DATASET RECORDS>
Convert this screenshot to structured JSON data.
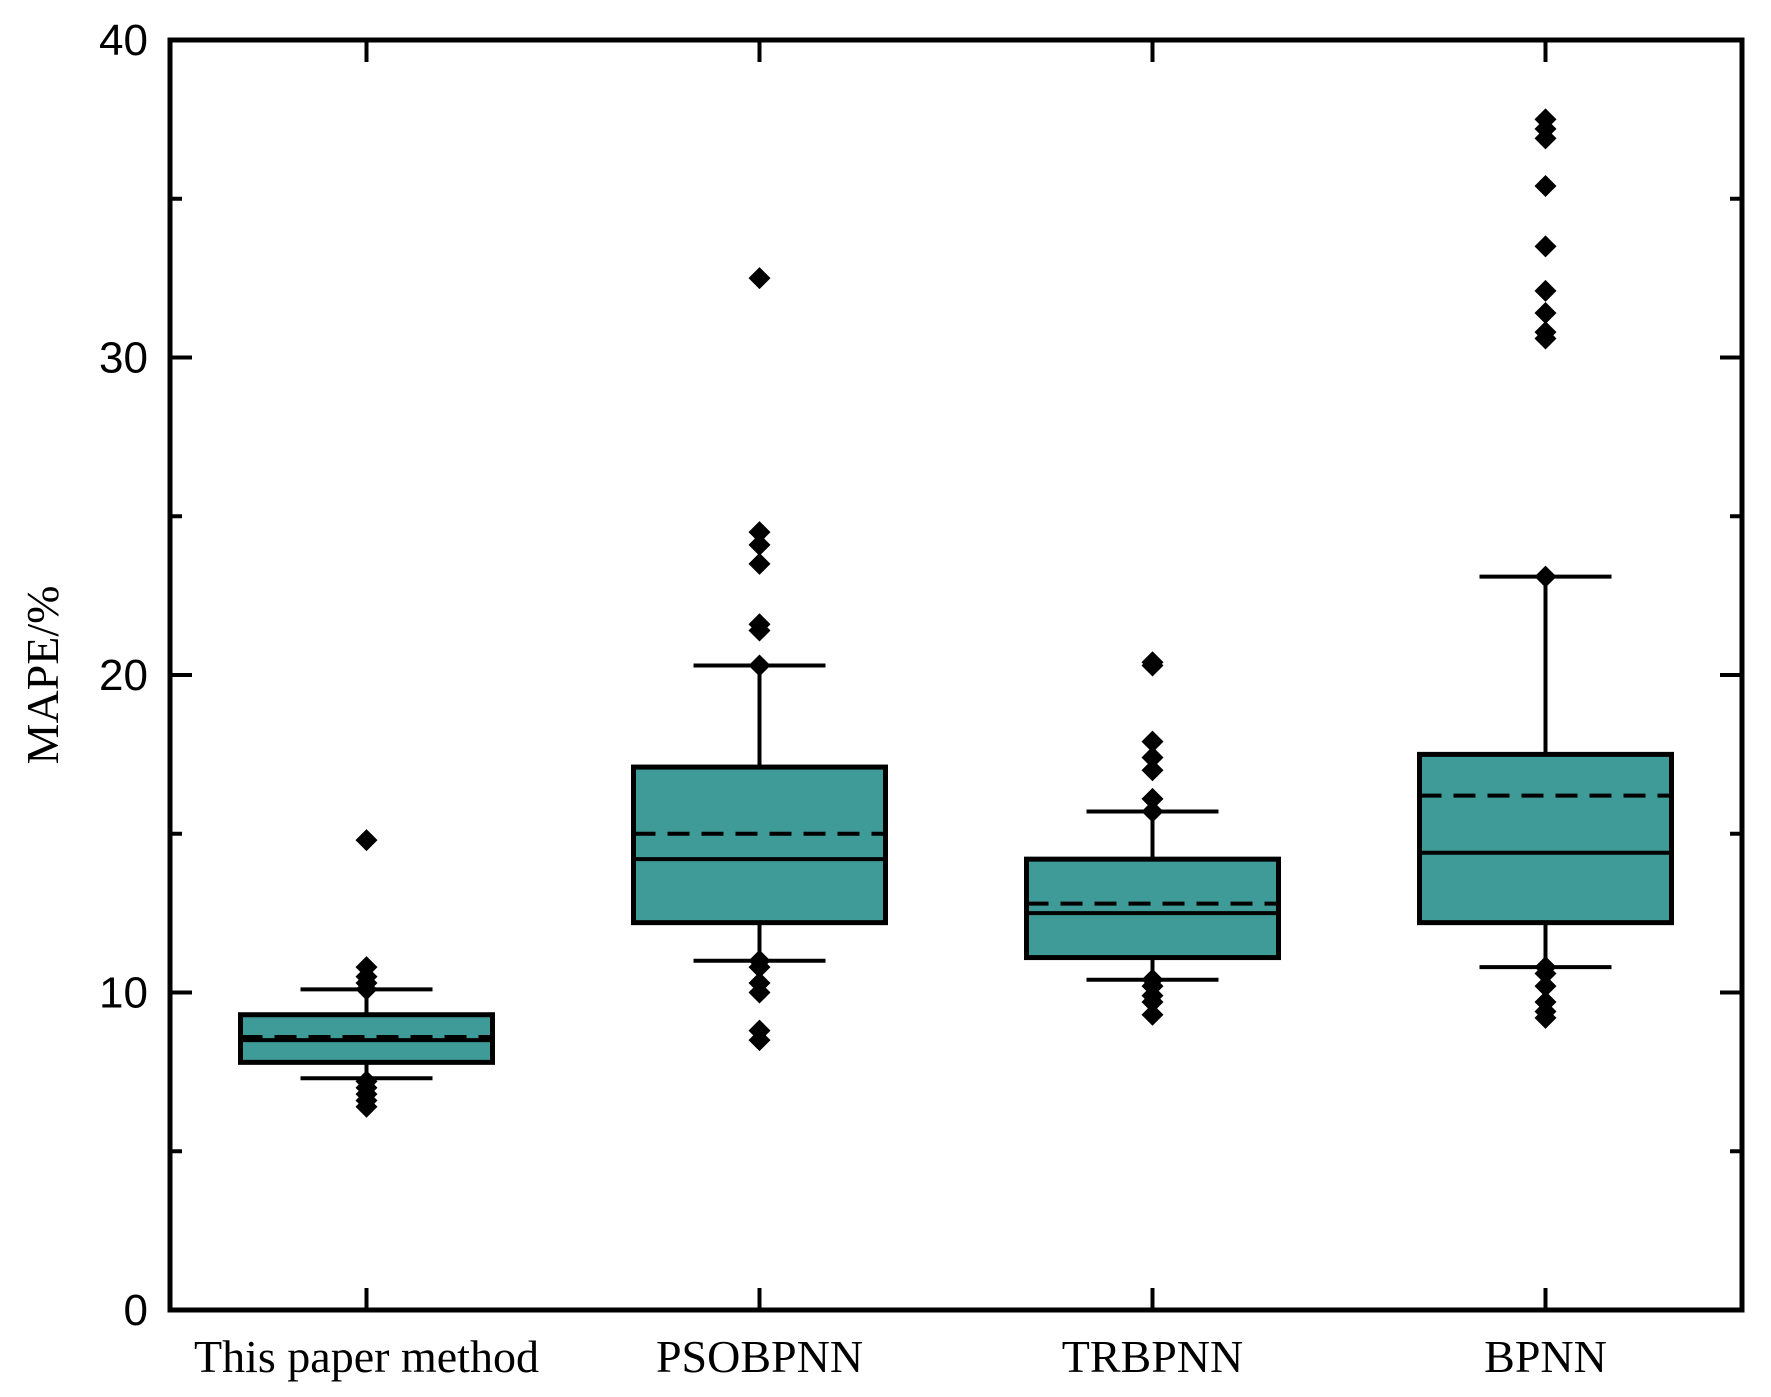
{
  "chart_data": {
    "type": "box",
    "title": "",
    "xlabel": "",
    "ylabel": "MAPE/%",
    "ylim": [
      0,
      40
    ],
    "yticks": [
      0,
      10,
      20,
      30,
      40
    ],
    "grid": false,
    "box_color": "#3f9b98",
    "mean_line": "dashed",
    "median_line": "solid",
    "categories": [
      "This paper method",
      "PSOBPNN",
      "TRBPNN",
      "BPNN"
    ],
    "series": [
      {
        "category": "This paper method",
        "whisker_low": 7.3,
        "q1": 7.8,
        "median": 8.5,
        "q3": 9.3,
        "whisker_high": 10.1,
        "mean": 8.6,
        "outliers": [
          6.4,
          6.6,
          6.8,
          7.0,
          7.2,
          10.1,
          10.3,
          10.5,
          10.8,
          14.8
        ]
      },
      {
        "category": "PSOBPNN",
        "whisker_low": 11.0,
        "q1": 12.2,
        "median": 14.2,
        "q3": 17.1,
        "whisker_high": 20.3,
        "mean": 15.0,
        "outliers": [
          8.5,
          8.8,
          10.0,
          10.3,
          10.8,
          11.0,
          20.3,
          21.4,
          21.6,
          23.5,
          24.1,
          24.5,
          32.5
        ]
      },
      {
        "category": "TRBPNN",
        "whisker_low": 10.4,
        "q1": 11.1,
        "median": 12.5,
        "q3": 14.2,
        "whisker_high": 15.7,
        "mean": 12.8,
        "outliers": [
          9.3,
          9.7,
          9.9,
          10.2,
          10.4,
          15.7,
          16.1,
          17.0,
          17.4,
          17.9,
          20.3,
          20.4
        ]
      },
      {
        "category": "BPNN",
        "whisker_low": 10.8,
        "q1": 12.2,
        "median": 14.4,
        "q3": 17.5,
        "whisker_high": 23.1,
        "mean": 16.2,
        "outliers": [
          9.2,
          9.4,
          9.7,
          10.2,
          10.6,
          10.8,
          23.1,
          30.6,
          30.8,
          31.4,
          32.1,
          33.5,
          35.4,
          36.9,
          37.2,
          37.5
        ]
      }
    ]
  }
}
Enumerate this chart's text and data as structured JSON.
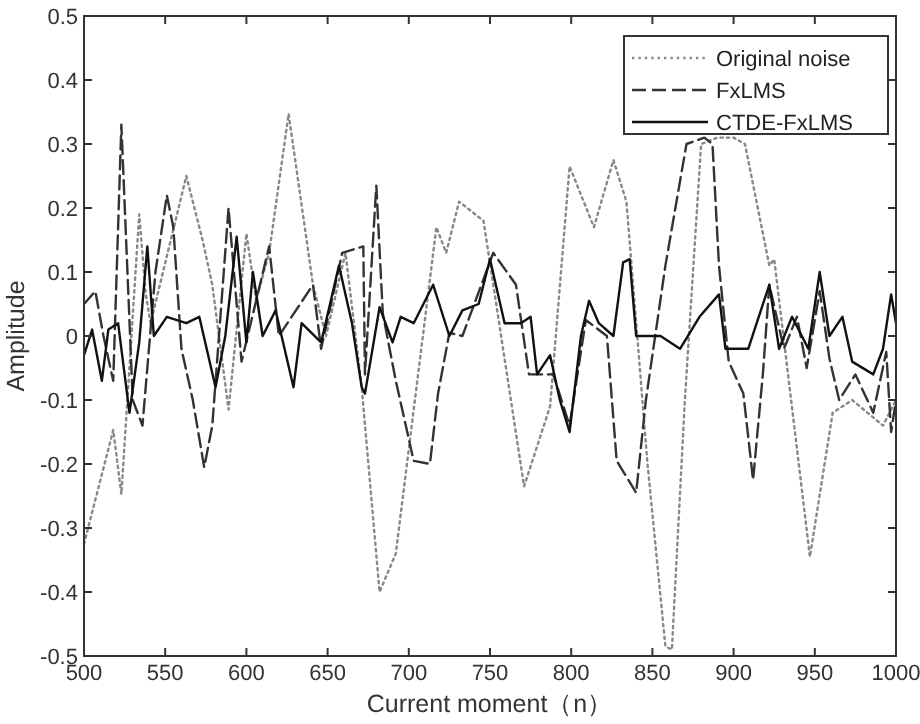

STATED GOAL> Transcribe the preceding listing in its entirety and with exact wording, leaving out pictures.

COMPLETE OUTPUT>
Convert this screenshot to structured JSON data.
{
  "chart_data": {
    "type": "box",
    "title": "",
    "xlabel": "",
    "ylabel": "MAPE/%",
    "ylim": [
      0,
      40
    ],
    "yticks": [
      0,
      10,
      20,
      30,
      40
    ],
    "grid": false,
    "box_color": "#3f9b98",
    "mean_line": "dashed",
    "median_line": "solid",
    "categories": [
      "This paper method",
      "PSOBPNN",
      "TRBPNN",
      "BPNN"
    ],
    "series": [
      {
        "category": "This paper method",
        "whisker_low": 7.3,
        "q1": 7.8,
        "median": 8.5,
        "q3": 9.3,
        "whisker_high": 10.1,
        "mean": 8.6,
        "outliers": [
          6.4,
          6.6,
          6.8,
          7.0,
          7.2,
          10.1,
          10.3,
          10.5,
          10.8,
          14.8
        ]
      },
      {
        "category": "PSOBPNN",
        "whisker_low": 11.0,
        "q1": 12.2,
        "median": 14.2,
        "q3": 17.1,
        "whisker_high": 20.3,
        "mean": 15.0,
        "outliers": [
          8.5,
          8.8,
          10.0,
          10.3,
          10.8,
          11.0,
          20.3,
          21.4,
          21.6,
          23.5,
          24.1,
          24.5,
          32.5
        ]
      },
      {
        "category": "TRBPNN",
        "whisker_low": 10.4,
        "q1": 11.1,
        "median": 12.5,
        "q3": 14.2,
        "whisker_high": 15.7,
        "mean": 12.8,
        "outliers": [
          9.3,
          9.7,
          9.9,
          10.2,
          10.4,
          15.7,
          16.1,
          17.0,
          17.4,
          17.9,
          20.3,
          20.4
        ]
      },
      {
        "category": "BPNN",
        "whisker_low": 10.8,
        "q1": 12.2,
        "median": 14.4,
        "q3": 17.5,
        "whisker_high": 23.1,
        "mean": 16.2,
        "outliers": [
          9.2,
          9.4,
          9.7,
          10.2,
          10.6,
          10.8,
          23.1,
          30.6,
          30.8,
          31.4,
          32.1,
          33.5,
          35.4,
          36.9,
          37.2,
          37.5
        ]
      }
    ]
  }
}
Enumerate this chart's text and data as structured JSON.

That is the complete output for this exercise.